- TASK DESCRIPTION -
Print every entry word for word, but omit the pictures.

#### GIVEN DATA ####

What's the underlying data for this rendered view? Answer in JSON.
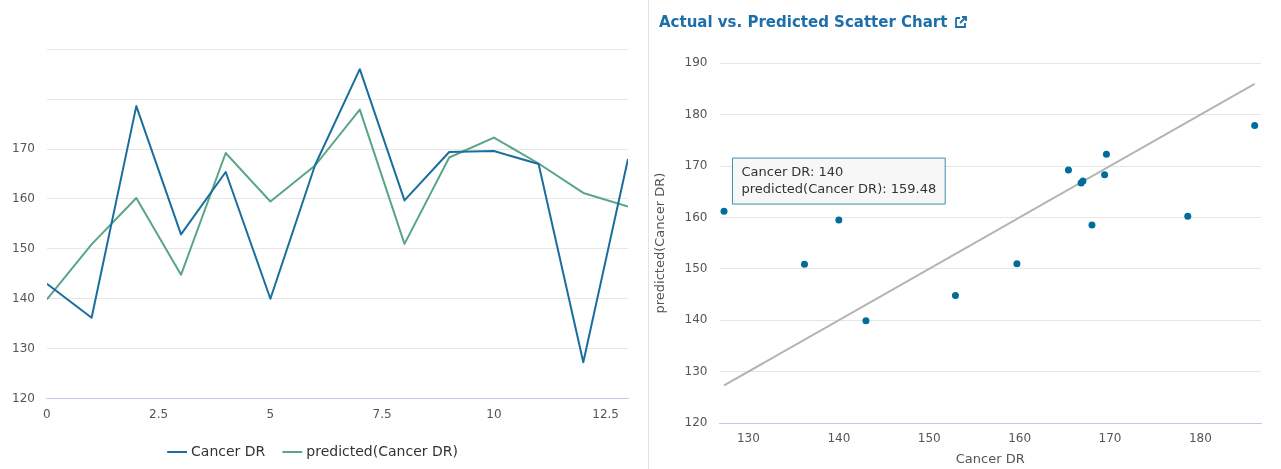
{
  "chart_data": [
    {
      "type": "line",
      "x": [
        0,
        1,
        2,
        3,
        4,
        5,
        6,
        7,
        8,
        9,
        10,
        11,
        12,
        13
      ],
      "xlim": [
        0,
        13
      ],
      "xticks": [
        0,
        2.5,
        5,
        7.5,
        10,
        12.5
      ],
      "ylim": [
        120,
        190
      ],
      "yticks": [
        120,
        130,
        140,
        150,
        160,
        170,
        {
          "value": 180,
          "label": null
        },
        {
          "value": 190,
          "label": null
        }
      ],
      "grid": "y",
      "legend": "bottom",
      "marker": "none",
      "series": [
        {
          "name": "Cancer DR",
          "color": "#1a6e9e",
          "values": [
            143,
            136.2,
            178.6,
            152.9,
            165.4,
            140,
            166.8,
            186,
            159.7,
            169.4,
            169.6,
            167,
            127.3,
            168
          ]
        },
        {
          "name": "predicted(Cancer DR)",
          "color": "#58a686",
          "values": [
            139.9,
            150.9,
            160.2,
            144.8,
            169.2,
            159.48,
            166.7,
            177.9,
            151,
            168.3,
            172.3,
            167.1,
            161.2,
            158.5
          ]
        }
      ]
    },
    {
      "type": "scatter",
      "title": "Actual vs. Predicted Scatter Chart",
      "xlabel": "Cancer DR",
      "ylabel": "predicted(Cancer DR)",
      "xlim": [
        126.8,
        186.7
      ],
      "xticks": [
        130,
        140,
        150,
        160,
        170,
        180
      ],
      "ylim": [
        120,
        190
      ],
      "yticks": [
        120,
        130,
        140,
        150,
        160,
        170,
        180,
        190
      ],
      "grid": "y",
      "marker": "circle",
      "annotations": [
        {
          "text": "Cancer DR: 140\npredicted(Cancer DR): 159.48",
          "x": 140,
          "y": 159.48
        }
      ],
      "series": [
        {
          "color": "#006d9c",
          "x": [
            143,
            136.2,
            178.6,
            152.9,
            165.4,
            140,
            166.8,
            186,
            159.7,
            169.4,
            169.6,
            167,
            127.3,
            168
          ],
          "values": [
            139.9,
            150.9,
            160.2,
            144.8,
            169.2,
            159.48,
            166.7,
            177.9,
            151,
            168.3,
            172.3,
            167.1,
            161.2,
            158.5
          ]
        },
        {
          "type": "line",
          "color": "#b4b4b4",
          "marker": "none",
          "x": [
            127.3,
            186
          ],
          "values": [
            127.3,
            186
          ]
        }
      ]
    }
  ]
}
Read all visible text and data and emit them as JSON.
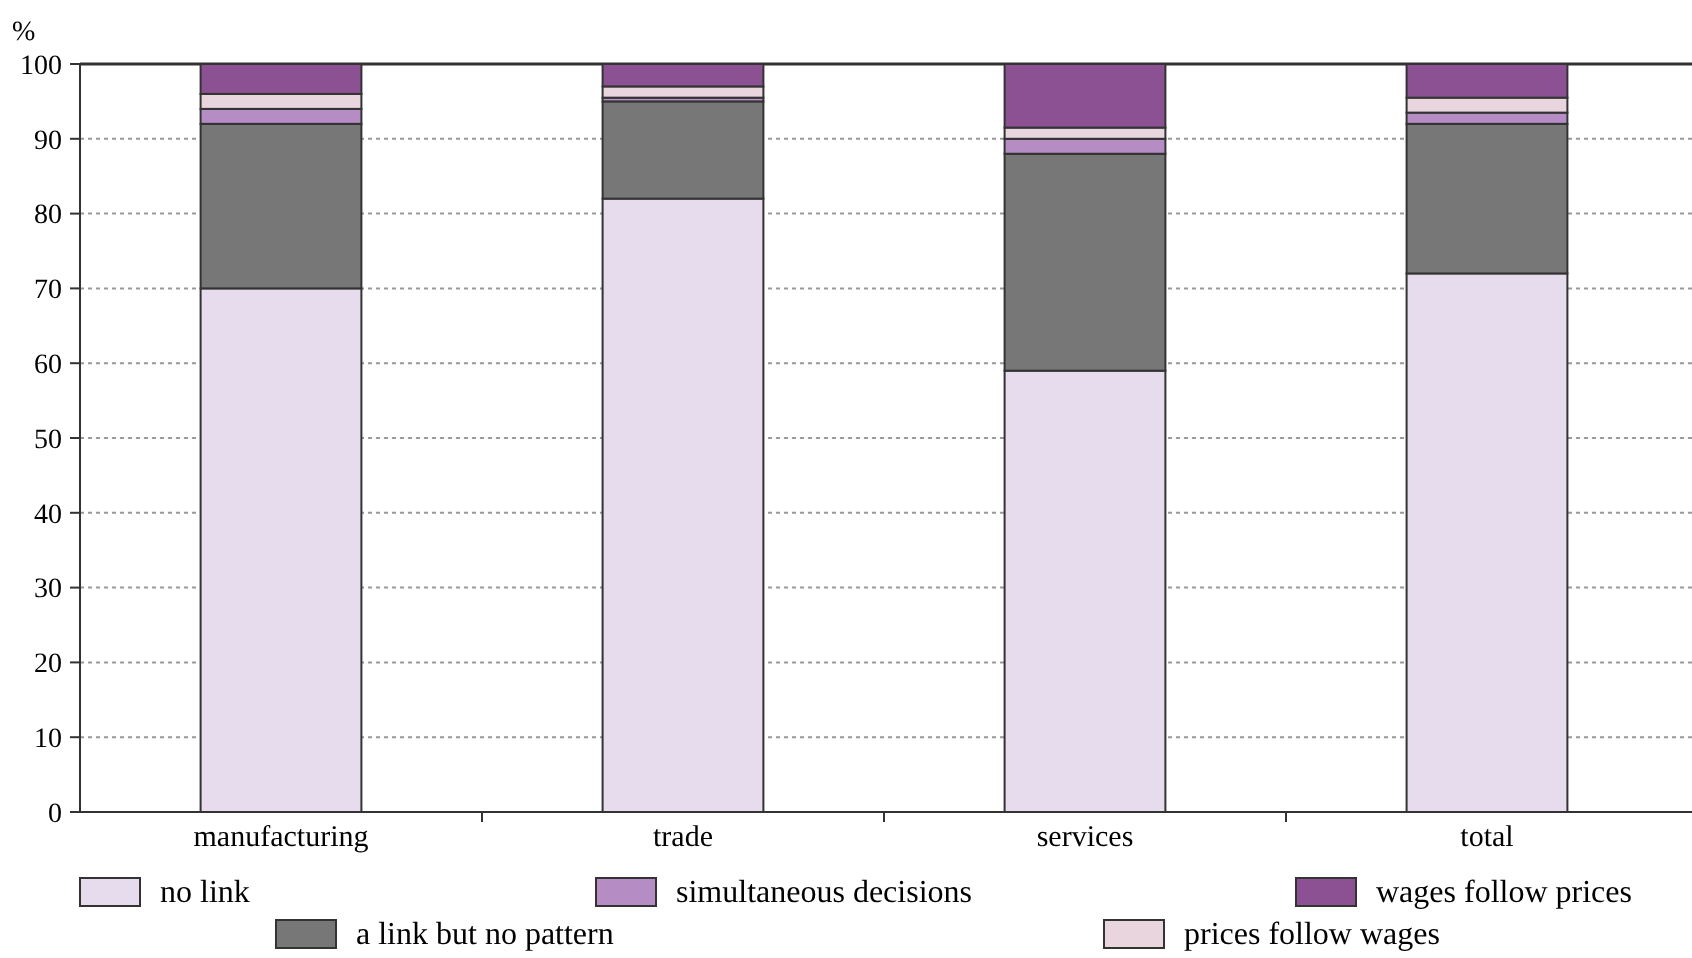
{
  "chart_data": {
    "type": "bar",
    "stacked": true,
    "ylabel": "%",
    "categories": [
      "manufacturing",
      "trade",
      "services",
      "total"
    ],
    "series": [
      {
        "name": "no link",
        "color": "#e6dcee",
        "values": [
          70,
          82,
          59,
          72
        ]
      },
      {
        "name": "a link but no pattern",
        "color": "#767776",
        "values": [
          22,
          13,
          29,
          20
        ]
      },
      {
        "name": "simultaneous decisions",
        "color": "#b68cc4",
        "values": [
          2,
          0.5,
          2,
          1.5
        ]
      },
      {
        "name": "prices follow wages",
        "color": "#e8d5de",
        "values": [
          2,
          1.5,
          1.5,
          2
        ]
      },
      {
        "name": "wages follow prices",
        "color": "#8c5192",
        "values": [
          4,
          3,
          8.5,
          4.5
        ]
      }
    ],
    "ylim": [
      0,
      100
    ],
    "yticks": [
      0,
      10,
      20,
      30,
      40,
      50,
      60,
      70,
      80,
      90,
      100
    ],
    "grid": "y",
    "legend": "bottom"
  }
}
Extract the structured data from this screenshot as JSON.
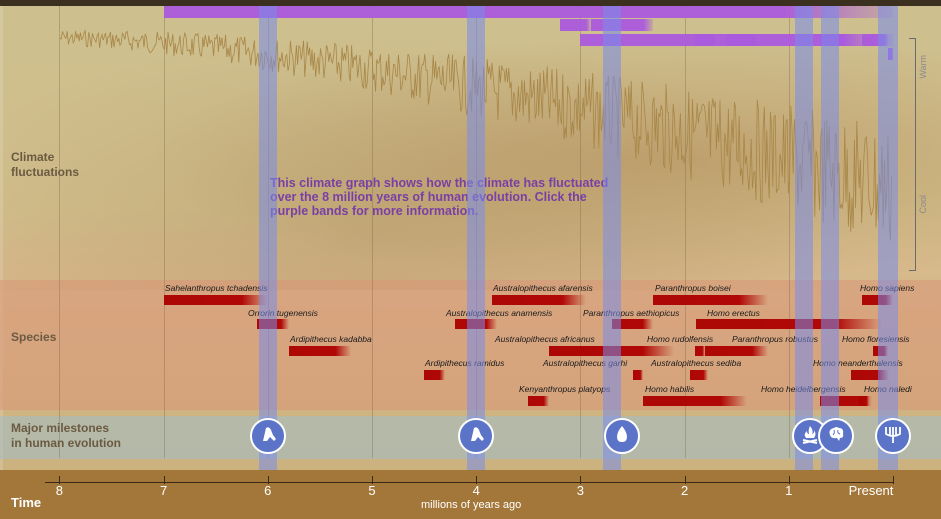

####

- COMPLETE ANSWER -
What's the underlying data for this rendered view? Answer in JSON.
{
  "chart_data": [
    {
      "type": "line",
      "x": [
        0,
        1,
        2,
        3,
        4,
        5,
        6,
        7,
        8,
        9,
        10,
        11,
        12,
        13
      ],
      "xlim": [
        0,
        13
      ],
      "xticks": [
        0,
        2.5,
        5,
        7.5,
        10,
        12.5
      ],
      "ylim": [
        120,
        190
      ],
      "yticks": [
        120,
        130,
        140,
        150,
        160,
        170,
        {
          "value": 180,
          "label": null
        },
        {
          "value": 190,
          "label": null
        }
      ],
      "grid": "y",
      "legend": "bottom",
      "marker": "none",
      "series": [
        {
          "name": "Cancer DR",
          "color": "#1a6e9e",
          "values": [
            143,
            136.2,
            178.6,
            152.9,
            165.4,
            140,
            166.8,
            186,
            159.7,
            169.4,
            169.6,
            167,
            127.3,
            168
          ]
        },
        {
          "name": "predicted(Cancer DR)",
          "color": "#58a686",
          "values": [
            139.9,
            150.9,
            160.2,
            144.8,
            169.2,
            159.48,
            166.7,
            177.9,
            151,
            168.3,
            172.3,
            167.1,
            161.2,
            158.5
          ]
        }
      ]
    },
    {
      "type": "scatter",
      "title": "Actual vs. Predicted Scatter Chart",
      "xlabel": "Cancer DR",
      "ylabel": "predicted(Cancer DR)",
      "xlim": [
        126.8,
        186.7
      ],
      "xticks": [
        130,
        140,
        150,
        160,
        170,
        180
      ],
      "ylim": [
        120,
        190
      ],
      "yticks": [
        120,
        130,
        140,
        150,
        160,
        170,
        180,
        190
      ],
      "grid": "y",
      "marker": "circle",
      "annotations": [
        {
          "text": "Cancer DR: 140\npredicted(Cancer DR): 159.48",
          "x": 140,
          "y": 159.48
        }
      ],
      "series": [
        {
          "color": "#006d9c",
          "x": [
            143,
            136.2,
            178.6,
            152.9,
            165.4,
            140,
            166.8,
            186,
            159.7,
            169.4,
            169.6,
            167,
            127.3,
            168
          ],
          "values": [
            139.9,
            150.9,
            160.2,
            144.8,
            169.2,
            159.48,
            166.7,
            177.9,
            151,
            168.3,
            172.3,
            167.1,
            161.2,
            158.5
          ]
        },
        {
          "type": "line",
          "color": "#b4b4b4",
          "marker": "none",
          "x": [
            127.3,
            186
          ],
          "values": [
            127.3,
            186
          ]
        }
      ]
    }
  ]
}
Read all visible text and data and emit them as JSON.
{
  "chart_data": {
    "type": "bar",
    "stacked": true,
    "ylabel": "%",
    "categories": [
      "manufacturing",
      "trade",
      "services",
      "total"
    ],
    "series": [
      {
        "name": "no link",
        "color": "#e6dcee",
        "values": [
          70,
          82,
          59,
          72
        ]
      },
      {
        "name": "a link but no pattern",
        "color": "#767776",
        "values": [
          22,
          13,
          29,
          20
        ]
      },
      {
        "name": "simultaneous decisions",
        "color": "#b68cc4",
        "values": [
          2,
          0.5,
          2,
          1.5
        ]
      },
      {
        "name": "prices follow wages",
        "color": "#e8d5de",
        "values": [
          2,
          1.5,
          1.5,
          2
        ]
      },
      {
        "name": "wages follow prices",
        "color": "#8c5192",
        "values": [
          4,
          3,
          8.5,
          4.5
        ]
      }
    ],
    "ylim": [
      0,
      100
    ],
    "yticks": [
      0,
      10,
      20,
      30,
      40,
      50,
      60,
      70,
      80,
      90,
      100
    ],
    "grid": "y",
    "legend": "bottom"
  }
}
Extract the structured data from this screenshot as JSON.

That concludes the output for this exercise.